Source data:
.....

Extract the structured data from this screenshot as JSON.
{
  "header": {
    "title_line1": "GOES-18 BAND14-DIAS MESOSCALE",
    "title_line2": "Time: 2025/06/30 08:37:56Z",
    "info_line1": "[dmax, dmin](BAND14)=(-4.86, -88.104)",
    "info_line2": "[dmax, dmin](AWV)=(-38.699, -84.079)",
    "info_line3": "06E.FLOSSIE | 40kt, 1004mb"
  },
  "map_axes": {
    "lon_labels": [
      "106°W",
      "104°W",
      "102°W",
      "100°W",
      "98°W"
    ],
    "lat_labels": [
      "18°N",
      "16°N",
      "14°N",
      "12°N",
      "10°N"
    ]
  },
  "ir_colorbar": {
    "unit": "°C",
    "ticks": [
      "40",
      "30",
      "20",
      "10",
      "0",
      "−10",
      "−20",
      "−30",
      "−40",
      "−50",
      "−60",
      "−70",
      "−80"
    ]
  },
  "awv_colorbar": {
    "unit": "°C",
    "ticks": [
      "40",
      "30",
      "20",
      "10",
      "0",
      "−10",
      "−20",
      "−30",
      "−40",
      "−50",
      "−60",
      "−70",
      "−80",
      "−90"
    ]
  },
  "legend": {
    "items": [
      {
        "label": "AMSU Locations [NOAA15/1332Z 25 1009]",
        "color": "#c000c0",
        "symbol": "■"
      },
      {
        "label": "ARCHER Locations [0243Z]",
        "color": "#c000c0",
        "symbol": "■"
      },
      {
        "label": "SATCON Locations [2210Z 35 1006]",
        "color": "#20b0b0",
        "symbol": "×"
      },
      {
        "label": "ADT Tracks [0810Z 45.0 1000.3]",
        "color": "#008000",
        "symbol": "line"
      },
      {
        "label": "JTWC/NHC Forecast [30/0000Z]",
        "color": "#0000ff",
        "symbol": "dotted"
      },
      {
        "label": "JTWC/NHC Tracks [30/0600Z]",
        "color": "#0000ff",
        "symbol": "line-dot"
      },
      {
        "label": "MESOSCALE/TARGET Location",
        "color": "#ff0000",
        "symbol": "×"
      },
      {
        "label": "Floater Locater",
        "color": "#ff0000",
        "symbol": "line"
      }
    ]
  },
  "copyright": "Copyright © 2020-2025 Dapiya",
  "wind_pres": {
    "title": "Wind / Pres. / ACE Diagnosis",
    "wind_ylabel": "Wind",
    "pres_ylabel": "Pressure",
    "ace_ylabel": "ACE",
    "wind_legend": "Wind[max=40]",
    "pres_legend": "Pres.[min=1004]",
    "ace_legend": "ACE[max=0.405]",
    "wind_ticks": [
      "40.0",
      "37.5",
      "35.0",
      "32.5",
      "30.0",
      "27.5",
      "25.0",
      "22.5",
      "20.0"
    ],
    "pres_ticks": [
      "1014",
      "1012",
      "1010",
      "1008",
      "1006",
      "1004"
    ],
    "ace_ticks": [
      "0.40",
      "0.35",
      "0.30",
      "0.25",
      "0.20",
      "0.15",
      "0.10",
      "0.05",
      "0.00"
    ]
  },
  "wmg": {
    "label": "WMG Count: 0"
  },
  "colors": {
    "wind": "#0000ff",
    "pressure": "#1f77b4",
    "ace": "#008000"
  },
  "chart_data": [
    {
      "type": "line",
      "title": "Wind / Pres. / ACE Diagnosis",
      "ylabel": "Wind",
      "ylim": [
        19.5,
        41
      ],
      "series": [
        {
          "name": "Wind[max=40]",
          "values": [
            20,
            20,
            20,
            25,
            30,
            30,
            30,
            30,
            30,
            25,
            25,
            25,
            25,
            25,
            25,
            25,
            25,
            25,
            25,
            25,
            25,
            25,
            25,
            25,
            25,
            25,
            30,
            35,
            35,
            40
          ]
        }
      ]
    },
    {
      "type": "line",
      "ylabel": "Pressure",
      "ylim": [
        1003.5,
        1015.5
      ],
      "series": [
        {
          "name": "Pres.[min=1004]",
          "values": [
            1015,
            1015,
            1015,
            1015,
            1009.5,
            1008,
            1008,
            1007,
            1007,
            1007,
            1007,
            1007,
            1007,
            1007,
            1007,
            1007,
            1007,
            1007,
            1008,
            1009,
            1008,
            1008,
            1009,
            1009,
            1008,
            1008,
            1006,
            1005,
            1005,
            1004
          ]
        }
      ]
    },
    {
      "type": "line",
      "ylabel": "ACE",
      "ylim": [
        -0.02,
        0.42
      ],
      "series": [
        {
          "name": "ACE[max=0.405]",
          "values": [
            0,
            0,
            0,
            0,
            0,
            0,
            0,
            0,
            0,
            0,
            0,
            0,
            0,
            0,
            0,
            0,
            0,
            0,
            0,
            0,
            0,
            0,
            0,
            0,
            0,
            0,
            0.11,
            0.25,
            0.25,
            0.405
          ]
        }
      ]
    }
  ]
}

.....

**The exercise:**
Print all of the entries exactly as they appear.

**Completed task:**
Extract the structured data from this screenshot as JSON.
{
  "header": {
    "title_line1": "GOES-18 BAND14-DIAS MESOSCALE",
    "title_line2": "Time: 2025/06/30 08:37:56Z",
    "info_line1": "[dmax, dmin](BAND14)=(-4.86, -88.104)",
    "info_line2": "[dmax, dmin](AWV)=(-38.699, -84.079)",
    "info_line3": "06E.FLOSSIE | 40kt, 1004mb"
  },
  "map_axes": {
    "lon_labels": [
      "106°W",
      "104°W",
      "102°W",
      "100°W",
      "98°W"
    ],
    "lat_labels": [
      "18°N",
      "16°N",
      "14°N",
      "12°N",
      "10°N"
    ]
  },
  "ir_colorbar": {
    "unit": "°C",
    "ticks": [
      "40",
      "30",
      "20",
      "10",
      "0",
      "−10",
      "−20",
      "−30",
      "−40",
      "−50",
      "−60",
      "−70",
      "−80"
    ]
  },
  "awv_colorbar": {
    "unit": "°C",
    "ticks": [
      "40",
      "30",
      "20",
      "10",
      "0",
      "−10",
      "−20",
      "−30",
      "−40",
      "−50",
      "−60",
      "−70",
      "−80",
      "−90"
    ]
  },
  "legend": {
    "items": [
      {
        "label": "AMSU Locations [NOAA15/1332Z 25 1009]",
        "color": "#c000c0",
        "symbol": "■"
      },
      {
        "label": "ARCHER Locations [0243Z]",
        "color": "#c000c0",
        "symbol": "■"
      },
      {
        "label": "SATCON Locations [2210Z 35 1006]",
        "color": "#20b0b0",
        "symbol": "×"
      },
      {
        "label": "ADT Tracks [0810Z 45.0 1000.3]",
        "color": "#008000",
        "symbol": "line"
      },
      {
        "label": "JTWC/NHC Forecast [30/0000Z]",
        "color": "#0000ff",
        "symbol": "dotted"
      },
      {
        "label": "JTWC/NHC Tracks [30/0600Z]",
        "color": "#0000ff",
        "symbol": "line-dot"
      },
      {
        "label": "MESOSCALE/TARGET Location",
        "color": "#ff0000",
        "symbol": "×"
      },
      {
        "label": "Floater Locater",
        "color": "#ff0000",
        "symbol": "line"
      }
    ]
  },
  "copyright": "Copyright © 2020-2025 Dapiya",
  "wind_pres": {
    "title": "Wind / Pres. / ACE Diagnosis",
    "wind_ylabel": "Wind",
    "pres_ylabel": "Pressure",
    "ace_ylabel": "ACE",
    "wind_legend": "Wind[max=40]",
    "pres_legend": "Pres.[min=1004]",
    "ace_legend": "ACE[max=0.405]",
    "wind_ticks": [
      "40.0",
      "37.5",
      "35.0",
      "32.5",
      "30.0",
      "27.5",
      "25.0",
      "22.5",
      "20.0"
    ],
    "pres_ticks": [
      "1014",
      "1012",
      "1010",
      "1008",
      "1006",
      "1004"
    ],
    "ace_ticks": [
      "0.40",
      "0.35",
      "0.30",
      "0.25",
      "0.20",
      "0.15",
      "0.10",
      "0.05",
      "0.00"
    ]
  },
  "wmg": {
    "label": "WMG Count: 0"
  },
  "colors": {
    "wind": "#0000ff",
    "pressure": "#1f77b4",
    "ace": "#008000"
  },
  "chart_data": [
    {
      "type": "line",
      "title": "Wind / Pres. / ACE Diagnosis",
      "ylabel": "Wind",
      "ylim": [
        19.5,
        41
      ],
      "series": [
        {
          "name": "Wind[max=40]",
          "values": [
            20,
            20,
            20,
            25,
            30,
            30,
            30,
            30,
            30,
            25,
            25,
            25,
            25,
            25,
            25,
            25,
            25,
            25,
            25,
            25,
            25,
            25,
            25,
            25,
            25,
            25,
            30,
            35,
            35,
            40
          ]
        }
      ]
    },
    {
      "type": "line",
      "ylabel": "Pressure",
      "ylim": [
        1003.5,
        1015.5
      ],
      "series": [
        {
          "name": "Pres.[min=1004]",
          "values": [
            1015,
            1015,
            1015,
            1015,
            1009.5,
            1008,
            1008,
            1007,
            1007,
            1007,
            1007,
            1007,
            1007,
            1007,
            1007,
            1007,
            1007,
            1007,
            1008,
            1009,
            1008,
            1008,
            1009,
            1009,
            1008,
            1008,
            1006,
            1005,
            1005,
            1004
          ]
        }
      ]
    },
    {
      "type": "line",
      "ylabel": "ACE",
      "ylim": [
        -0.02,
        0.42
      ],
      "series": [
        {
          "name": "ACE[max=0.405]",
          "values": [
            0,
            0,
            0,
            0,
            0,
            0,
            0,
            0,
            0,
            0,
            0,
            0,
            0,
            0,
            0,
            0,
            0,
            0,
            0,
            0,
            0,
            0,
            0,
            0,
            0,
            0,
            0.11,
            0.25,
            0.25,
            0.405
          ]
        }
      ]
    }
  ]
}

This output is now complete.